■ EXERCISE PROMPT ■
Transcribe the records exactly. Pictures do not belong in the transcription.

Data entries
══════

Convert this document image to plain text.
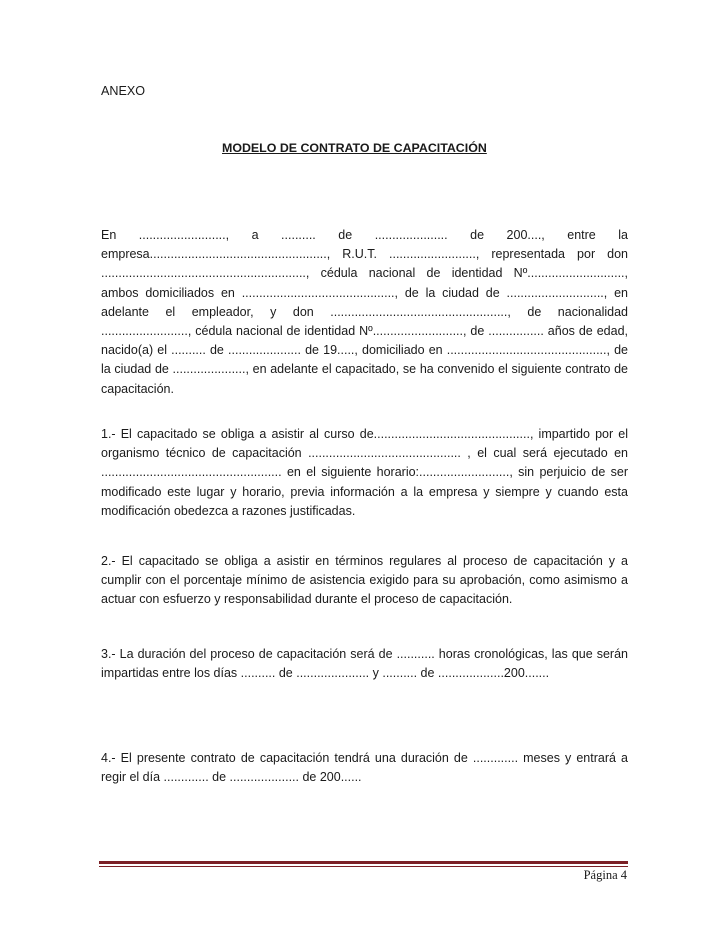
ANEXO
MODELO DE CONTRATO DE CAPACITACIÓN
En ........................., a .......... de ..................... de 200...., entre la empresa..................................................., R.U.T. ........................., representada por don ..........................................................., cédula nacional de identidad Nº............................, ambos domiciliados en ............................................, de la ciudad de ............................, en adelante el empleador, y don ..................................................., de nacionalidad ........................., cédula nacional de identidad Nº.........................., de ................ años de edad, nacido(a) el .......... de ..................... de 19....., domiciliado en .............................................., de la ciudad de ....................., en adelante el capacitado, se ha convenido el siguiente contrato de capacitación.
1.- El capacitado se obliga a asistir al curso de............................................., impartido por el organismo técnico de capacitación ............................................ , el cual será ejecutado en .................................................... en el siguiente horario:.........................., sin perjuicio de ser modificado este lugar y horario, previa información a la empresa y siempre y cuando esta modificación obedezca a razones justificadas.
2.- El capacitado se obliga a asistir en términos regulares al proceso de capacitación y a cumplir con el porcentaje mínimo de asistencia exigido para su aprobación, como asimismo a actuar con esfuerzo y responsabilidad durante el proceso de capacitación.
3.- La duración del proceso de capacitación será de ........... horas cronológicas, las que serán impartidas entre los días .......... de ..................... y .......... de ...................200.......
4.- El presente contrato de capacitación tendrá una duración de ............. meses y entrará a regir el día ............. de .................... de 200......
Página 4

══════

■ FINAL RESULT ■
Convert this document image to plain text.
ANEXO
MODELO DE CONTRATO DE CAPACITACIÓN
En ........................., a .......... de ..................... de 200...., entre la empresa..................................................., R.U.T. ........................., representada por don ..........................................................., cédula nacional de identidad Nº............................, ambos domiciliados en ............................................, de la ciudad de ............................, en adelante el empleador, y don ..................................................., de nacionalidad ........................., cédula nacional de identidad Nº.........................., de ................ años de edad, nacido(a) el .......... de ..................... de 19....., domiciliado en .............................................., de la ciudad de ....................., en adelante el capacitado, se ha convenido el siguiente contrato de capacitación.
1.- El capacitado se obliga a asistir al curso de............................................., impartido por el organismo técnico de capacitación ............................................ , el cual será ejecutado en .................................................... en el siguiente horario:.........................., sin perjuicio de ser modificado este lugar y horario, previa información a la empresa y siempre y cuando esta modificación obedezca a razones justificadas.
2.- El capacitado se obliga a asistir en términos regulares al proceso de capacitación y a cumplir con el porcentaje mínimo de asistencia exigido para su aprobación, como asimismo a actuar con esfuerzo y responsabilidad durante el proceso de capacitación.
3.- La duración del proceso de capacitación será de ........... horas cronológicas, las que serán impartidas entre los días .......... de ..................... y .......... de ...................200.......
4.- El presente contrato de capacitación tendrá una duración de ............. meses y entrará a regir el día ............. de .................... de 200......
Página 4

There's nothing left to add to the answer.